_Required task:_
Every line of the data must be copied exactly.

_Data for the task:_

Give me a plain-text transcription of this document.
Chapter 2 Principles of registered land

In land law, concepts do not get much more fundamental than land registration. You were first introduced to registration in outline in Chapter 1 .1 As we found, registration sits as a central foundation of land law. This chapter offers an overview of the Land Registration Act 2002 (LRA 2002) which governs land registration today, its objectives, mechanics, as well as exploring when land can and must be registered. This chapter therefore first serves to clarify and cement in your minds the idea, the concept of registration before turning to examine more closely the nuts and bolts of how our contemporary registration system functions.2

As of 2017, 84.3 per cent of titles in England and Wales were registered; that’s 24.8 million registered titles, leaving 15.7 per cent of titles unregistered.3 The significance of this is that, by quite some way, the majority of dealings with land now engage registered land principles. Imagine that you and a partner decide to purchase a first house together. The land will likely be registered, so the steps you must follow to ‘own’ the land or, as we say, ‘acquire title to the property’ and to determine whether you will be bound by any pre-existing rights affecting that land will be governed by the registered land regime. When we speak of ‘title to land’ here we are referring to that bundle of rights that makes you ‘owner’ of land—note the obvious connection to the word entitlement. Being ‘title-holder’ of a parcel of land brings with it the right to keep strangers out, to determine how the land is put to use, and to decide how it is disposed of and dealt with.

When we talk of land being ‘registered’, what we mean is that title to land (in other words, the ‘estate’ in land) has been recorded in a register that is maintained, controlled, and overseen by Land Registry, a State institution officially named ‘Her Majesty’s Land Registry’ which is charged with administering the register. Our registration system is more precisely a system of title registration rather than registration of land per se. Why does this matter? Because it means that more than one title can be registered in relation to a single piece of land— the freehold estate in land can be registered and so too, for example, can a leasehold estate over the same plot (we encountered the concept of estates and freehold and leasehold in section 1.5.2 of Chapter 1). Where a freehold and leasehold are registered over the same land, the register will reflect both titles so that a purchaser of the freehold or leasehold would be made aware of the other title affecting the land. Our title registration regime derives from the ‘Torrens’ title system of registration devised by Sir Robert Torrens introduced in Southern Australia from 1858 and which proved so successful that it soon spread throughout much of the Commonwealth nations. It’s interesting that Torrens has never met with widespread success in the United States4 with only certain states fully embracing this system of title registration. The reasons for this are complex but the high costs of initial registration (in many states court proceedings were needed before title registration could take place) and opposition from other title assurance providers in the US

_Solution to this problem:_
Give me a plain-text transcription of this document.
Chapter 2 Principles of registered land

In land law, concepts do not get much more fundamental than land registration. You were first introduced to registration in outline in Chapter 1 .1 As we found, registration sits as a central foundation of land law. This chapter offers an overview of the Land Registration Act 2002 (LRA 2002) which governs land registration today, its objectives, mechanics, as well as exploring when land can and must be registered. This chapter therefore first serves to clarify and cement in your minds the idea, the concept of registration before turning to examine more closely the nuts and bolts of how our contemporary registration system functions.2

As of 2017, 84.3 per cent of titles in England and Wales were registered; that’s 24.8 million registered titles, leaving 15.7 per cent of titles unregistered.3 The significance of this is that, by quite some way, the majority of dealings with land now engage registered land principles. Imagine that you and a partner decide to purchase a first house together. The land will likely be registered, so the steps you must follow to ‘own’ the land or, as we say, ‘acquire title to the property’ and to determine whether you will be bound by any pre-existing rights affecting that land will be governed by the registered land regime. When we speak of ‘title to land’ here we are referring to that bundle of rights that makes you ‘owner’ of land—note the obvious connection to the word entitlement. Being ‘title-holder’ of a parcel of land brings with it the right to keep strangers out, to determine how the land is put to use, and to decide how it is disposed of and dealt with.

When we talk of land being ‘registered’, what we mean is that title to land (in other words, the ‘estate’ in land) has been recorded in a register that is maintained, controlled, and overseen by Land Registry, a State institution officially named ‘Her Majesty’s Land Registry’ which is charged with administering the register. Our registration system is more precisely a system of title registration rather than registration of land per se. Why does this matter? Because it means that more than one title can be registered in relation to a single piece of land— the freehold estate in land can be registered and so too, for example, can a leasehold estate over the same plot (we encountered the concept of estates and freehold and leasehold in section 1.5.2 of Chapter 1). Where a freehold and leasehold are registered over the same land, the register will reflect both titles so that a purchaser of the freehold or leasehold would be made aware of the other title affecting the land. Our title registration regime derives from the ‘Torrens’ title system of registration devised by Sir Robert Torrens introduced in Southern Australia from 1858 and which proved so successful that it soon spread throughout much of the Commonwealth nations. It’s interesting that Torrens has never met with widespread success in the United States4 with only certain states fully embracing this system of title registration. The reasons for this are complex but the high costs of initial registration (in many states court proceedings were needed before title registration could take place) and opposition from other title assurance providers in the US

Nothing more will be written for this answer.